> Input material:
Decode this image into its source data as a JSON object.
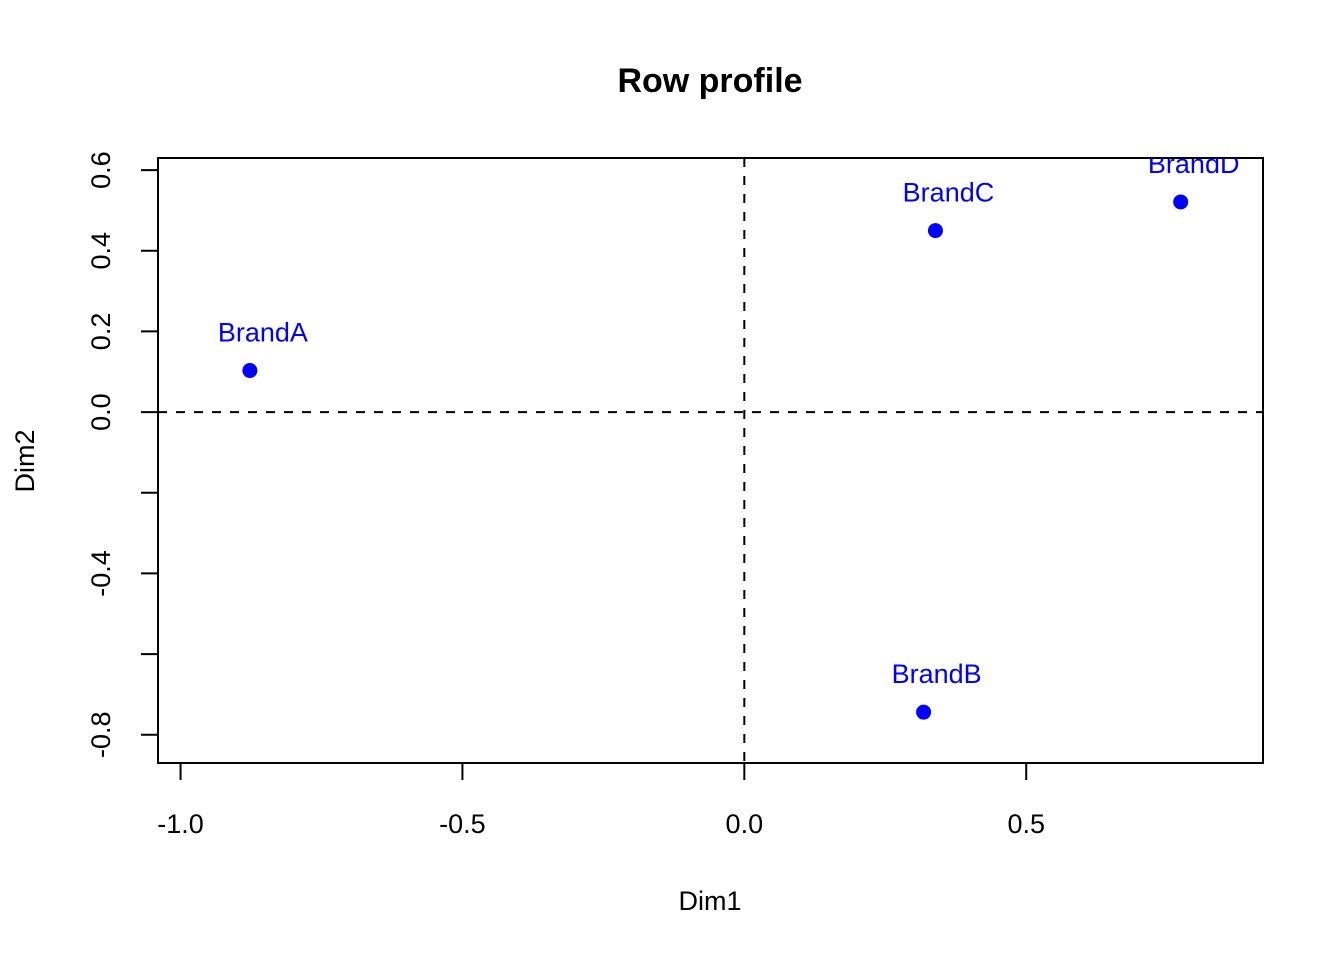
{
  "chart_data": {
    "type": "scatter",
    "title": "Row profile",
    "xlabel": "Dim1",
    "ylabel": "Dim2",
    "xlim": [
      -1.04,
      0.92
    ],
    "ylim": [
      -0.87,
      0.63
    ],
    "xticks": [
      -1.0,
      -0.5,
      0.0,
      0.5
    ],
    "xtick_labels": [
      "-1.0",
      "-0.5",
      "0.0",
      "0.5"
    ],
    "yticks": [
      -0.8,
      -0.6,
      -0.4,
      -0.2,
      0.0,
      0.2,
      0.4,
      0.6
    ],
    "ytick_labels": [
      "-0.8",
      "",
      "-0.4",
      "",
      "0.0",
      "0.2",
      "0.4",
      "0.6"
    ],
    "grid": false,
    "reference_lines": {
      "x": 0,
      "y": 0,
      "style": "dashed"
    },
    "point_color": "#0000ff",
    "label_color": "#0000ff",
    "points": [
      {
        "label": "BrandA",
        "x": -0.877,
        "y": 0.103
      },
      {
        "label": "BrandB",
        "x": 0.318,
        "y": -0.744
      },
      {
        "label": "BrandC",
        "x": 0.339,
        "y": 0.45
      },
      {
        "label": "BrandD",
        "x": 0.774,
        "y": 0.521
      }
    ]
  }
}
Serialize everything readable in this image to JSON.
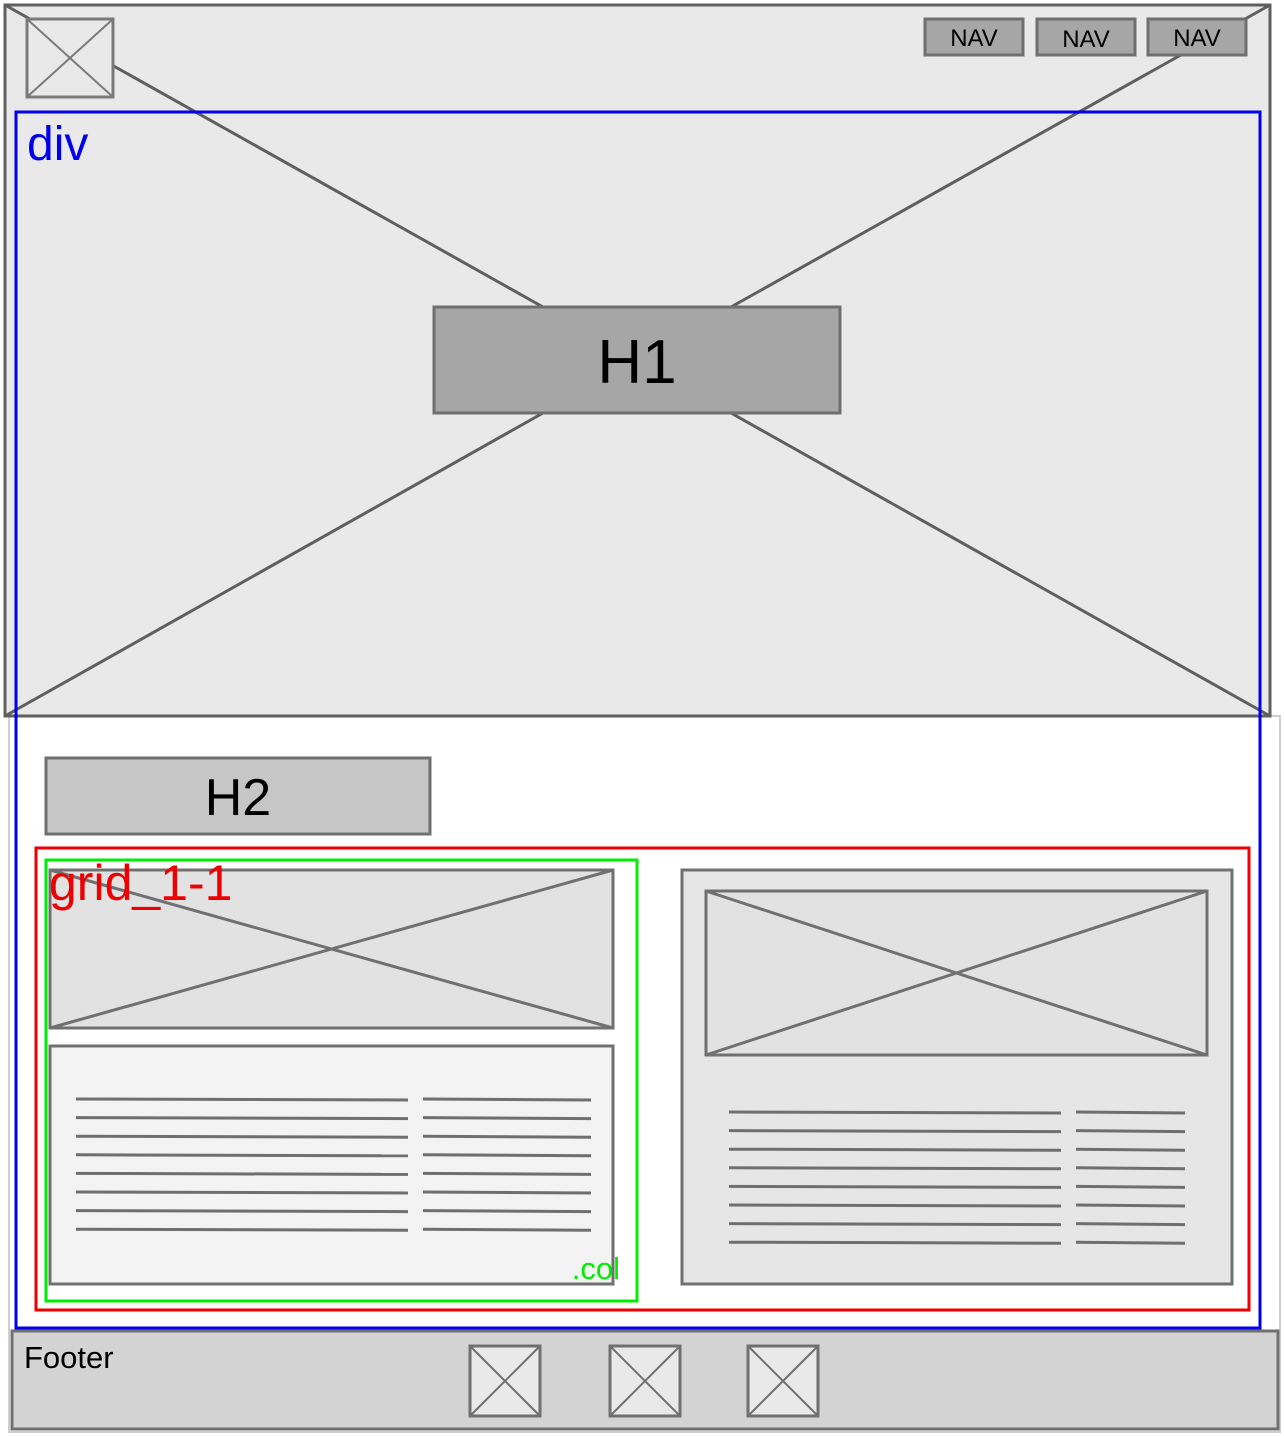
{
  "header": {
    "nav": [
      {
        "label": "NAV"
      },
      {
        "label": "NAV"
      },
      {
        "label": "NAV"
      }
    ]
  },
  "hero": {
    "title": "H1"
  },
  "section": {
    "title": "H2"
  },
  "annotations": {
    "div_label": "div",
    "grid_label": "grid_1-1",
    "col_label": ".col"
  },
  "footer": {
    "label": "Footer"
  },
  "colors": {
    "canvas_bg": "#e9e9e9",
    "stroke": "#5f5f5f",
    "div_annotation": "#0000ee",
    "grid_annotation": "#ee0000",
    "col_annotation": "#00ee00"
  }
}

> Stated exercise:
Make an exact copy of the lines above, starting at the line that contains "Serialize everything readable" and running through the final line of the entries. Omit the pictures.

> Solution for this problem:
Serialize everything readable in this image to JSON.
{
  "header": {
    "nav": [
      {
        "label": "NAV"
      },
      {
        "label": "NAV"
      },
      {
        "label": "NAV"
      }
    ]
  },
  "hero": {
    "title": "H1"
  },
  "section": {
    "title": "H2"
  },
  "annotations": {
    "div_label": "div",
    "grid_label": "grid_1-1",
    "col_label": ".col"
  },
  "footer": {
    "label": "Footer"
  },
  "colors": {
    "canvas_bg": "#e9e9e9",
    "stroke": "#5f5f5f",
    "div_annotation": "#0000ee",
    "grid_annotation": "#ee0000",
    "col_annotation": "#00ee00"
  }
}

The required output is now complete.